*WRITTEN INSTRUCTION:* Output all the entries word for word. Omit the pictures.

(Records contained in a dataset)
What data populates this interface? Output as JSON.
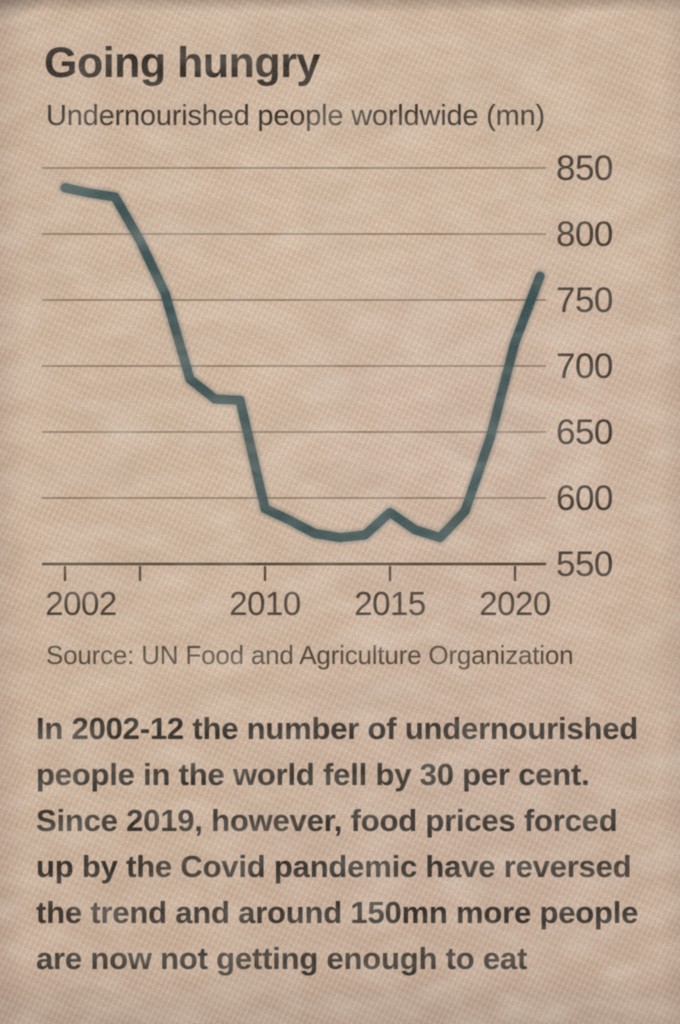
{
  "header": {
    "title": "Going hungry",
    "subtitle": "Undernourished people worldwide (mn)"
  },
  "source_line": "Source: UN Food and Agriculture Organization",
  "body": {
    "lines": [
      "In 2002-12 the number of undernourished",
      "people in the world fell by 30 per cent.",
      "Since 2019, however, food prices forced",
      "up by the Covid pandemic have reversed",
      "the trend and around 150mn more people",
      "are now not getting enough to eat"
    ]
  },
  "colors": {
    "paper": "#d5baa2",
    "ink": "#23201c",
    "line": "#2f4a4e",
    "grid": "#7b6753",
    "axis": "#44392c",
    "label": "#37302a"
  },
  "chart_data": {
    "type": "line",
    "title": "Going hungry",
    "subtitle": "Undernourished people worldwide (mn)",
    "unit": "mn",
    "x": [
      2002,
      2003,
      2004,
      2005,
      2006,
      2007,
      2008,
      2009,
      2010,
      2011,
      2012,
      2013,
      2014,
      2015,
      2016,
      2017,
      2018,
      2019,
      2020,
      2021
    ],
    "values": [
      835,
      831,
      828,
      795,
      755,
      690,
      675,
      674,
      592,
      583,
      573,
      570,
      572,
      589,
      576,
      570,
      590,
      645,
      718,
      768
    ],
    "ylim": [
      550,
      850
    ],
    "yticks": [
      850,
      800,
      750,
      700,
      650,
      600,
      550
    ],
    "xticks": [
      {
        "year": 2002,
        "label": "2002"
      },
      {
        "year": 2005,
        "label": ""
      },
      {
        "year": 2010,
        "label": "2010"
      },
      {
        "year": 2015,
        "label": "2015"
      },
      {
        "year": 2020,
        "label": "2020"
      }
    ],
    "grid": "horizontal-only",
    "legend": "none",
    "line_color": "#2f4a4e",
    "source": "Source: UN Food and Agriculture Organization"
  }
}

*FULL ANSWER:*
What data populates this interface? Output as JSON.
{
  "header": {
    "title": "Going hungry",
    "subtitle": "Undernourished people worldwide (mn)"
  },
  "source_line": "Source: UN Food and Agriculture Organization",
  "body": {
    "lines": [
      "In 2002-12 the number of undernourished",
      "people in the world fell by 30 per cent.",
      "Since 2019, however, food prices forced",
      "up by the Covid pandemic have reversed",
      "the trend and around 150mn more people",
      "are now not getting enough to eat"
    ]
  },
  "colors": {
    "paper": "#d5baa2",
    "ink": "#23201c",
    "line": "#2f4a4e",
    "grid": "#7b6753",
    "axis": "#44392c",
    "label": "#37302a"
  },
  "chart_data": {
    "type": "line",
    "title": "Going hungry",
    "subtitle": "Undernourished people worldwide (mn)",
    "unit": "mn",
    "x": [
      2002,
      2003,
      2004,
      2005,
      2006,
      2007,
      2008,
      2009,
      2010,
      2011,
      2012,
      2013,
      2014,
      2015,
      2016,
      2017,
      2018,
      2019,
      2020,
      2021
    ],
    "values": [
      835,
      831,
      828,
      795,
      755,
      690,
      675,
      674,
      592,
      583,
      573,
      570,
      572,
      589,
      576,
      570,
      590,
      645,
      718,
      768
    ],
    "ylim": [
      550,
      850
    ],
    "yticks": [
      850,
      800,
      750,
      700,
      650,
      600,
      550
    ],
    "xticks": [
      {
        "year": 2002,
        "label": "2002"
      },
      {
        "year": 2005,
        "label": ""
      },
      {
        "year": 2010,
        "label": "2010"
      },
      {
        "year": 2015,
        "label": "2015"
      },
      {
        "year": 2020,
        "label": "2020"
      }
    ],
    "grid": "horizontal-only",
    "legend": "none",
    "line_color": "#2f4a4e",
    "source": "Source: UN Food and Agriculture Organization"
  }
}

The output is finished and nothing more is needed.